"""

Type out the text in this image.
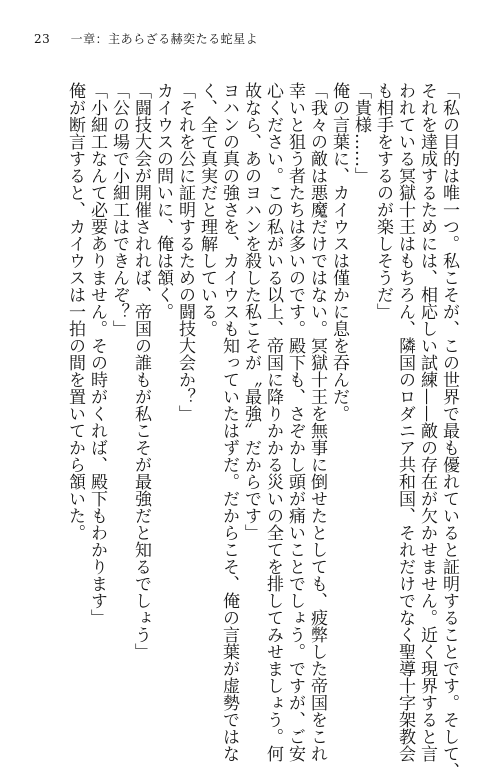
23 一章：主あらざる赫奕たる蛇星よ
「私の目的は唯一つ。私こそが、この世界で最も優れていると証明することです。そして、
それを達成するためには、相応しい試練——敵の存在が欠かせません。近く現界すると言
われている冥獄十王はもちろん、隣国のロダニア共和国、それだけでなく聖導十字架教会
も相手をするのが楽しそうだ」
「貴様……」
俺の言葉に、カイウスは僅かに息を吞んだ。
「我々の敵は悪魔だけではない。冥獄十王を無事に倒せたとしても、疲弊した帝国をこれ
幸いと狙う者たちは多いのです。殿下も、さぞかし頭が痛いことでしょう。ですが、ご安
心ください。この私がいる以上、帝国に降りかかる災いの全てを排してみせましょう。何
故なら、あのヨハンを殺した私こそが〝最強〟だからです」
ヨハンの真の強さを、カイウスも知っていたはずだ。だからこそ、俺の言葉が虚勢ではな
く、全て真実だと理解している。
「それを公に証明するための闘技大会か？」
カイウスの問いに、俺は頷く。
「闘技大会が開催されれば、帝国の誰もが私こそが最強だと知るでしょう」
「公の場で小細工はできんぞ？」
「小細工なんて必要ありません。その時がくれば、殿下もわかります」
俺が断言すると、カイウスは一拍の間を置いてから頷いた。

"""

◆ WHAT IS REQUIRED:
Transcribe the records word for word and include no pictures.

◆ RESPONSE FOR THIS EXERCISE:
Type out the text in this image.
23 一章：主あらざる赫奕たる蛇星よ
「私の目的は唯一つ。私こそが、この世界で最も優れていると証明することです。そして、
それを達成するためには、相応しい試練——敵の存在が欠かせません。近く現界すると言
われている冥獄十王はもちろん、隣国のロダニア共和国、それだけでなく聖導十字架教会
も相手をするのが楽しそうだ」
「貴様……」
俺の言葉に、カイウスは僅かに息を吞んだ。
「我々の敵は悪魔だけではない。冥獄十王を無事に倒せたとしても、疲弊した帝国をこれ
幸いと狙う者たちは多いのです。殿下も、さぞかし頭が痛いことでしょう。ですが、ご安
心ください。この私がいる以上、帝国に降りかかる災いの全てを排してみせましょう。何
故なら、あのヨハンを殺した私こそが〝最強〟だからです」
ヨハンの真の強さを、カイウスも知っていたはずだ。だからこそ、俺の言葉が虚勢ではな
く、全て真実だと理解している。
「それを公に証明するための闘技大会か？」
カイウスの問いに、俺は頷く。
「闘技大会が開催されれば、帝国の誰もが私こそが最強だと知るでしょう」
「公の場で小細工はできんぞ？」
「小細工なんて必要ありません。その時がくれば、殿下もわかります」
俺が断言すると、カイウスは一拍の間を置いてから頷いた。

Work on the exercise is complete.